** start Data listing **
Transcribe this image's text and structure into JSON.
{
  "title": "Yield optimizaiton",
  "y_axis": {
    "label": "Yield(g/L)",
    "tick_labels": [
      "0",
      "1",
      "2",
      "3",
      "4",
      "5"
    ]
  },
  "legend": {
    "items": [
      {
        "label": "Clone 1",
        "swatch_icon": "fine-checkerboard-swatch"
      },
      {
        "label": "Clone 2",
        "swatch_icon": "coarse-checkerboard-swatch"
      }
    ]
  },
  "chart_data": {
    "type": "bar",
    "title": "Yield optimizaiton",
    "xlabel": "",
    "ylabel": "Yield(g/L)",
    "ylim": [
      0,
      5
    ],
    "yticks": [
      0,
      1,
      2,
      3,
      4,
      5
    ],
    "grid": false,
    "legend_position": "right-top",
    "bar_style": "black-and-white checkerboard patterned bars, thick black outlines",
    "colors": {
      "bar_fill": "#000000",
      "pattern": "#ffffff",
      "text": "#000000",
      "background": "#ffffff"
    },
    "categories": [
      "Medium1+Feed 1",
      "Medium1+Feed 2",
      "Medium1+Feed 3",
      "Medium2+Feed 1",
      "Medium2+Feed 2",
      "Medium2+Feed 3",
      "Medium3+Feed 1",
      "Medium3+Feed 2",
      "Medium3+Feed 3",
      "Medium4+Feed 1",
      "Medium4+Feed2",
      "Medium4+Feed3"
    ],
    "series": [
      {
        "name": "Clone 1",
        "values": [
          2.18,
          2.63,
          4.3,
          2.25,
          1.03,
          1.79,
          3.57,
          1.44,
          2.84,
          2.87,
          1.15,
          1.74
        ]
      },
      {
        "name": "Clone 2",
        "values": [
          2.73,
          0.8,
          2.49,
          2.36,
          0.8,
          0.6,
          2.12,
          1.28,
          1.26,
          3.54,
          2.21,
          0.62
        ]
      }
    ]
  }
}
** end Data listing **
▸ Written task
Copy out the whole listing exactly as written.

▸ Exercise result
Transcribe this image's text and structure into JSON.
{
  "title": "Yield optimizaiton",
  "y_axis": {
    "label": "Yield(g/L)",
    "tick_labels": [
      "0",
      "1",
      "2",
      "3",
      "4",
      "5"
    ]
  },
  "legend": {
    "items": [
      {
        "label": "Clone 1",
        "swatch_icon": "fine-checkerboard-swatch"
      },
      {
        "label": "Clone 2",
        "swatch_icon": "coarse-checkerboard-swatch"
      }
    ]
  },
  "chart_data": {
    "type": "bar",
    "title": "Yield optimizaiton",
    "xlabel": "",
    "ylabel": "Yield(g/L)",
    "ylim": [
      0,
      5
    ],
    "yticks": [
      0,
      1,
      2,
      3,
      4,
      5
    ],
    "grid": false,
    "legend_position": "right-top",
    "bar_style": "black-and-white checkerboard patterned bars, thick black outlines",
    "colors": {
      "bar_fill": "#000000",
      "pattern": "#ffffff",
      "text": "#000000",
      "background": "#ffffff"
    },
    "categories": [
      "Medium1+Feed 1",
      "Medium1+Feed 2",
      "Medium1+Feed 3",
      "Medium2+Feed 1",
      "Medium2+Feed 2",
      "Medium2+Feed 3",
      "Medium3+Feed 1",
      "Medium3+Feed 2",
      "Medium3+Feed 3",
      "Medium4+Feed 1",
      "Medium4+Feed2",
      "Medium4+Feed3"
    ],
    "series": [
      {
        "name": "Clone 1",
        "values": [
          2.18,
          2.63,
          4.3,
          2.25,
          1.03,
          1.79,
          3.57,
          1.44,
          2.84,
          2.87,
          1.15,
          1.74
        ]
      },
      {
        "name": "Clone 2",
        "values": [
          2.73,
          0.8,
          2.49,
          2.36,
          0.8,
          0.6,
          2.12,
          1.28,
          1.26,
          3.54,
          2.21,
          0.62
        ]
      }
    ]
  }
}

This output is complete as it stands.